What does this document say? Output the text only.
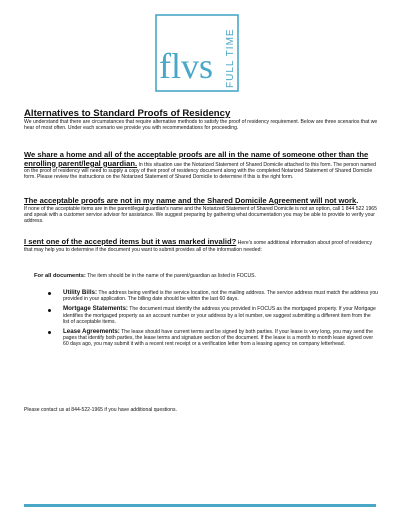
flvs FULL TIME
Alternatives to Standard Proofs of Residency
We understand that there are circumstances that require alternative methods to satisfy the proof of residency requirement. Below are three scenarios that we hear of most often. Under each scenario we provide you with recommendations for proceeding.
We share a home and all of the acceptable proofs are all in the name of someone other than the enrolling parent/legal guardian. In this situation use the Notarized Statement of Shared Domicile attached to this form. The person named on the proof of residency will need to supply a copy of their proof of residency document along with the completed Notarized Statement of Shared Domicile form. Please review the instructions on the Notarized Statement of Shared Domicile to determine if this is the right form.
The acceptable proofs are not in my name and the Shared Domicile Agreement will not work.
If none of the acceptable items are in the parent/legal guardian's name and the Notarized Statement of Shared Domicile is not an option, call 1 844 522 1965 and speak with a customer service advisor for assistance. We suggest preparing by gathering what documentation you may be able to provide to verify your address.
I sent one of the accepted items but it was marked invalid? Here's some additional information about proof of residency that may help you to determine if the document you want to submit provides all of the information needed:
For all documents: The item should be in the name of the parent/guardian as listed in FOCUS.
Utility Bills: The address being verified is the service location, not the mailing address. The service address must match the address you provided in your application. The billing date should be within the last 60 days.
Mortgage Statements: The document must identify the address you provided in FOCUS as the mortgaged property. If your Mortgage identifies the mortgaged property as an account number or your address by a lot number, we suggest submitting a different item from the list of acceptable items.
Lease Agreements: The lease should have current terms and be signed by both parties. If your lease is very long, you may send the pages that identify both parties, the lease terms and signature section of the document. If the lease is a month to month lease signed over 60 days ago, you may submit it with a recent rent receipt or a verification letter from a leasing agency on company letterhead.
Please contact us at 844-522-1965 if you have additional questions.
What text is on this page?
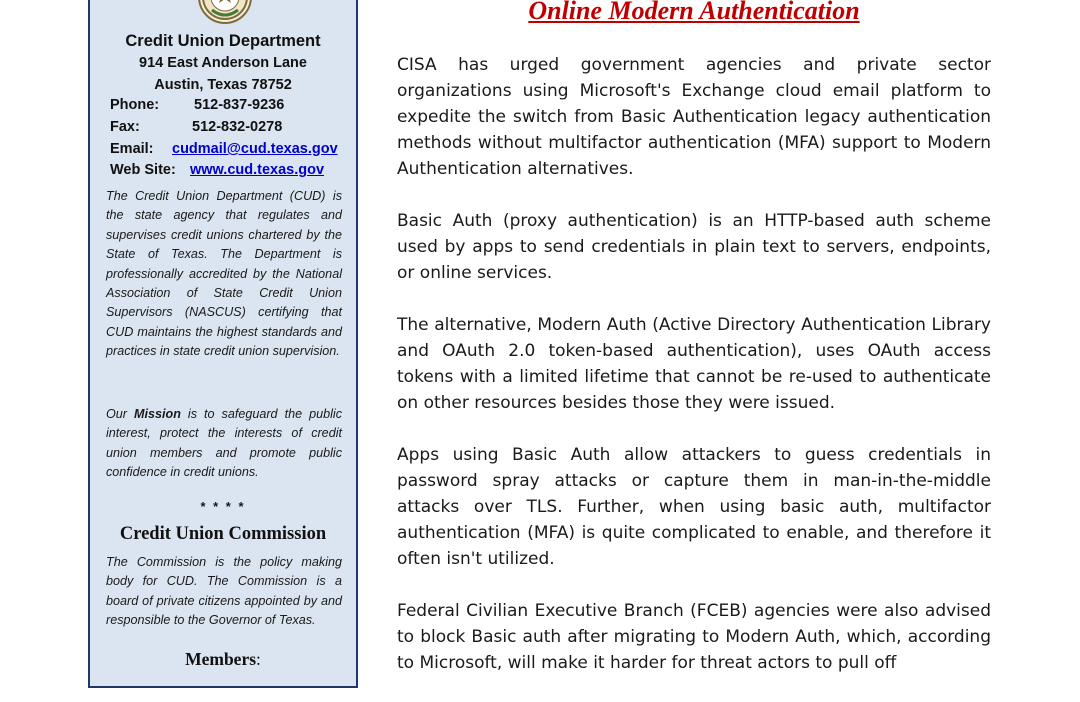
Credit Union Department
914 East Anderson Lane
Austin, Texas 78752
Phone: 512-837-9236
Fax:	512-832-0278
Email: cudmail@cud.texas.gov
Web Site: www.cud.texas.gov

The Credit Union Department (CUD) is the state agency that regulates and supervises credit unions chartered by the State of Texas. The Department is professionally accredited by the National Association of State Credit Union Supervisors (NASCUS) certifying that CUD maintains the highest standards and practices in state credit union supervision.

Our Mission is to safeguard the public interest, protect the interests of credit union members and promote public confidence in credit unions.

* * * *
Credit Union Commission

The Commission is the policy making body for CUD. The Commission is a board of private citizens appointed by and responsible to the Governor of Texas.

Members:
Online Modern Authentication

CISA has urged government agencies and private sector organizations using Microsoft's Exchange cloud email platform to expedite the switch from Basic Authentication legacy authentication methods without multifactor authentication (MFA) support to Modern Authentication alternatives.

Basic Auth (proxy authentication) is an HTTP-based auth scheme used by apps to send credentials in plain text to servers, endpoints, or online services.

The alternative, Modern Auth (Active Directory Authentication Library and OAuth 2.0 token-based authentication), uses OAuth access tokens with a limited lifetime that cannot be re-used to authenticate on other resources besides those they were issued.

Apps using Basic Auth allow attackers to guess credentials in password spray attacks or capture them in man-in-the-middle attacks over TLS. Further, when using basic auth, multifactor authentication (MFA) is quite complicated to enable, and therefore it often isn't utilized.

Federal Civilian Executive Branch (FCEB) agencies were also advised to block Basic auth after migrating to Modern Auth, which, according to Microsoft, will make it harder for threat actors to pull off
··········
Short problem: Write out again every line above exactly as given; the pictures do not belong in the copy.

Task answer:
What does this document say? Output the text only.
flvs FULL TIME
Alternatives to Standard Proofs of Residency
We understand that there are circumstances that require alternative methods to satisfy the proof of residency requirement. Below are three scenarios that we hear of most often. Under each scenario we provide you with recommendations for proceeding.
We share a home and all of the acceptable proofs are all in the name of someone other than the enrolling parent/legal guardian. In this situation use the Notarized Statement of Shared Domicile attached to this form. The person named on the proof of residency will need to supply a copy of their proof of residency document along with the completed Notarized Statement of Shared Domicile form. Please review the instructions on the Notarized Statement of Shared Domicile to determine if this is the right form.
The acceptable proofs are not in my name and the Shared Domicile Agreement will not work.
If none of the acceptable items are in the parent/legal guardian's name and the Notarized Statement of Shared Domicile is not an option, call 1 844 522 1965 and speak with a customer service advisor for assistance. We suggest preparing by gathering what documentation you may be able to provide to verify your address.
I sent one of the accepted items but it was marked invalid? Here's some additional information about proof of residency that may help you to determine if the document you want to submit provides all of the information needed:
For all documents: The item should be in the name of the parent/guardian as listed in FOCUS.
Utility Bills: The address being verified is the service location, not the mailing address. The service address must match the address you provided in your application. The billing date should be within the last 60 days.
Mortgage Statements: The document must identify the address you provided in FOCUS as the mortgaged property. If your Mortgage identifies the mortgaged property as an account number or your address by a lot number, we suggest submitting a different item from the list of acceptable items.
Lease Agreements: The lease should have current terms and be signed by both parties. If your lease is very long, you may send the pages that identify both parties, the lease terms and signature section of the document. If the lease is a month to month lease signed over 60 days ago, you may submit it with a recent rent receipt or a verification letter from a leasing agency on company letterhead.
Please contact us at 844-522-1965 if you have additional questions.
What text is on this page?
Credit Union Department
914 East Anderson Lane
Austin, Texas 78752
Phone: 512-837-9236
Fax:	512-832-0278
Email: cudmail@cud.texas.gov
Web Site: www.cud.texas.gov

The Credit Union Department (CUD) is the state agency that regulates and supervises credit unions chartered by the State of Texas. The Department is professionally accredited by the National Association of State Credit Union Supervisors (NASCUS) certifying that CUD maintains the highest standards and practices in state credit union supervision.

Our Mission is to safeguard the public interest, protect the interests of credit union members and promote public confidence in credit unions.

* * * *
Credit Union Commission

The Commission is the policy making body for CUD. The Commission is a board of private citizens appointed by and responsible to the Governor of Texas.

Members:
Online Modern Authentication

CISA has urged government agencies and private sector organizations using Microsoft's Exchange cloud email platform to expedite the switch from Basic Authentication legacy authentication methods without multifactor authentication (MFA) support to Modern Authentication alternatives.

Basic Auth (proxy authentication) is an HTTP-based auth scheme used by apps to send credentials in plain text to servers, endpoints, or online services.

The alternative, Modern Auth (Active Directory Authentication Library and OAuth 2.0 token-based authentication), uses OAuth access tokens with a limited lifetime that cannot be re-used to authenticate on other resources besides those they were issued.

Apps using Basic Auth allow attackers to guess credentials in password spray attacks or capture them in man-in-the-middle attacks over TLS. Further, when using basic auth, multifactor authentication (MFA) is quite complicated to enable, and therefore it often isn't utilized.

Federal Civilian Executive Branch (FCEB) agencies were also advised to block Basic auth after migrating to Modern Auth, which, according to Microsoft, will make it harder for threat actors to pull off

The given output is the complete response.